▸ What this task involves: Reproduce the lines from the line with "localize each UI" to the line with "svg-text:≈0,8%: ≈0,8% [775,0,874,33]", switching "component" to "control" and keeping everything else the same.

▸ Stored data:
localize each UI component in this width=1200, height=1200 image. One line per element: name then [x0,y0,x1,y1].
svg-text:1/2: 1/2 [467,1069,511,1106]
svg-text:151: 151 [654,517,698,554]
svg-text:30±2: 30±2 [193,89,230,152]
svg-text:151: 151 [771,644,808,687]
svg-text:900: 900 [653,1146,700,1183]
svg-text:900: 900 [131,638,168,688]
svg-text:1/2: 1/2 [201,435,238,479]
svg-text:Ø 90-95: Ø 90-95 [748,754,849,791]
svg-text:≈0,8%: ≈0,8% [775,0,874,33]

...

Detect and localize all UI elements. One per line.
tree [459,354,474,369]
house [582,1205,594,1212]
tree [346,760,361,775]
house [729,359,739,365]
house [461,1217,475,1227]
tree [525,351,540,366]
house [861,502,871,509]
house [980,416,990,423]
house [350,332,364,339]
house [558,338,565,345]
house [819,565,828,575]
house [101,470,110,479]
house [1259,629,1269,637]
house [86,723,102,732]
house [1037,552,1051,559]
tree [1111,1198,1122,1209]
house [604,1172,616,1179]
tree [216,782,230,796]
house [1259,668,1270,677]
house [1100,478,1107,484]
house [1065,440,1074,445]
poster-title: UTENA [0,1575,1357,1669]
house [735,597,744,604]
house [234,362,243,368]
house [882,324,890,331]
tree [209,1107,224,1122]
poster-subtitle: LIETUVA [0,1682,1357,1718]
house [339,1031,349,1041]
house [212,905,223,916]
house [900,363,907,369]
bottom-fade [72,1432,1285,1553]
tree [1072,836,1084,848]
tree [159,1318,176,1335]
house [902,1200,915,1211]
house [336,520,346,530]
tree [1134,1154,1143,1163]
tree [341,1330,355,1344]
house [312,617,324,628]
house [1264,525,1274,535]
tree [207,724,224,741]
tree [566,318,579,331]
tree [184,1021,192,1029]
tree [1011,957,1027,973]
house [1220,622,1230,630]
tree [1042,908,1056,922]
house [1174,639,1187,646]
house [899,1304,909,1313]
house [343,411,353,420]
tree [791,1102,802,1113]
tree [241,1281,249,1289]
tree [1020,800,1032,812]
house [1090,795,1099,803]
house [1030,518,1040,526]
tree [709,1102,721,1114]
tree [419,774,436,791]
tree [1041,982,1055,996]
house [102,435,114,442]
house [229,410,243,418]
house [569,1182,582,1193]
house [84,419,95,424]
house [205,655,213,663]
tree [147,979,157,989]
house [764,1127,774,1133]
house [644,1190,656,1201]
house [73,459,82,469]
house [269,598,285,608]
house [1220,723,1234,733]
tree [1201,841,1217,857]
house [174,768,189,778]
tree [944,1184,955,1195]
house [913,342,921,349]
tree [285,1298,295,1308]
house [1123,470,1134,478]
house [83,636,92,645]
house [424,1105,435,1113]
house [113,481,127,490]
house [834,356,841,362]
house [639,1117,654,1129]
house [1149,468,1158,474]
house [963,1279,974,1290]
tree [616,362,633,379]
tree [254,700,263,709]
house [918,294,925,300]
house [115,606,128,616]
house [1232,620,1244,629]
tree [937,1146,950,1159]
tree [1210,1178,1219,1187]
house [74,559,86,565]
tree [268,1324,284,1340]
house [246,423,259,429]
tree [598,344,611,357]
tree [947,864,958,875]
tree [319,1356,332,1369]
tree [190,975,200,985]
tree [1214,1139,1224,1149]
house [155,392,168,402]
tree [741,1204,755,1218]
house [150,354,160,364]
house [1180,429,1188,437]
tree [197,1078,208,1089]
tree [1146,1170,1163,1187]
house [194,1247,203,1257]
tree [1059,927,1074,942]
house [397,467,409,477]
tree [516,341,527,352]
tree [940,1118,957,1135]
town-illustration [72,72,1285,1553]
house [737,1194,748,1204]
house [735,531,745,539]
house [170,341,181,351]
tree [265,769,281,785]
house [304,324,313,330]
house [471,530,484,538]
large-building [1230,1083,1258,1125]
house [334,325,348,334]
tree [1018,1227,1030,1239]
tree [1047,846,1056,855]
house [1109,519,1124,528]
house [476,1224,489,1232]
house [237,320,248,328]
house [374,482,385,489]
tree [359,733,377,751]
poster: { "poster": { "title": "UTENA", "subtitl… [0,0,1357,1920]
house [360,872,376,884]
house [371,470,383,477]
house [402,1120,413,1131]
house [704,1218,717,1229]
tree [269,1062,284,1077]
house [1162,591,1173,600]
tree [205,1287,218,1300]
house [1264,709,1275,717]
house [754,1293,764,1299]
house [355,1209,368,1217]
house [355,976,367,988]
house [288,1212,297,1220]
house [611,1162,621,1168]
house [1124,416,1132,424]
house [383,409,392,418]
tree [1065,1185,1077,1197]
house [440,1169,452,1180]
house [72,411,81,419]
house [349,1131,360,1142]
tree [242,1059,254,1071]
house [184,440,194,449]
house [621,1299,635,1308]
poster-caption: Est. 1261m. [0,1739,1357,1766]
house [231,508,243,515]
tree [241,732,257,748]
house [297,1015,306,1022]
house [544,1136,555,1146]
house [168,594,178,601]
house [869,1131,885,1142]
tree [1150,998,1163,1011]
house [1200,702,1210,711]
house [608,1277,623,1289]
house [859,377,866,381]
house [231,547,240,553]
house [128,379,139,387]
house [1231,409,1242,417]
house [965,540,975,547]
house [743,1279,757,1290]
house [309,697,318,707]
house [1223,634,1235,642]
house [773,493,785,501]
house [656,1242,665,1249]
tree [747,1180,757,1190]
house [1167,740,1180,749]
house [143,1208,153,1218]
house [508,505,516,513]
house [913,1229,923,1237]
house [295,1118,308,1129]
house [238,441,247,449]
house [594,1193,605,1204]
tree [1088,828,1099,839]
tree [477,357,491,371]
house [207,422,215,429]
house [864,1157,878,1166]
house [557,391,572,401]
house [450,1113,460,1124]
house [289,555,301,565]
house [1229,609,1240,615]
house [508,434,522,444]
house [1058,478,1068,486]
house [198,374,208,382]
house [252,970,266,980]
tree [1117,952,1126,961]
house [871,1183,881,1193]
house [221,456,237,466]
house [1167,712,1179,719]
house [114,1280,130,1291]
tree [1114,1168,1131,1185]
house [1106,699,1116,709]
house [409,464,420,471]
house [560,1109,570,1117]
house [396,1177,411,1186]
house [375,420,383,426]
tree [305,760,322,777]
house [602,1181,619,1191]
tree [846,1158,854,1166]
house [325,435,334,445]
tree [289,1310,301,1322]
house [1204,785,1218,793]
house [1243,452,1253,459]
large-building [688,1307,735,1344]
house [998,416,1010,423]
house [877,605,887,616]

▸ Correct output:
localize each UI control in this width=1200, height=1200 image. One line per element: name then [x0,y0,x1,y1].
svg-text:1/2: 1/2 [467,1069,511,1106]
svg-text:151: 151 [654,517,698,554]
svg-text:30±2: 30±2 [193,89,230,152]
svg-text:151: 151 [771,644,808,687]
svg-text:900: 900 [653,1146,700,1183]
svg-text:900: 900 [131,638,168,688]
svg-text:1/2: 1/2 [201,435,238,479]
svg-text:Ø 90-95: Ø 90-95 [748,754,849,791]
svg-text:≈0,8%: ≈0,8% [775,0,874,33]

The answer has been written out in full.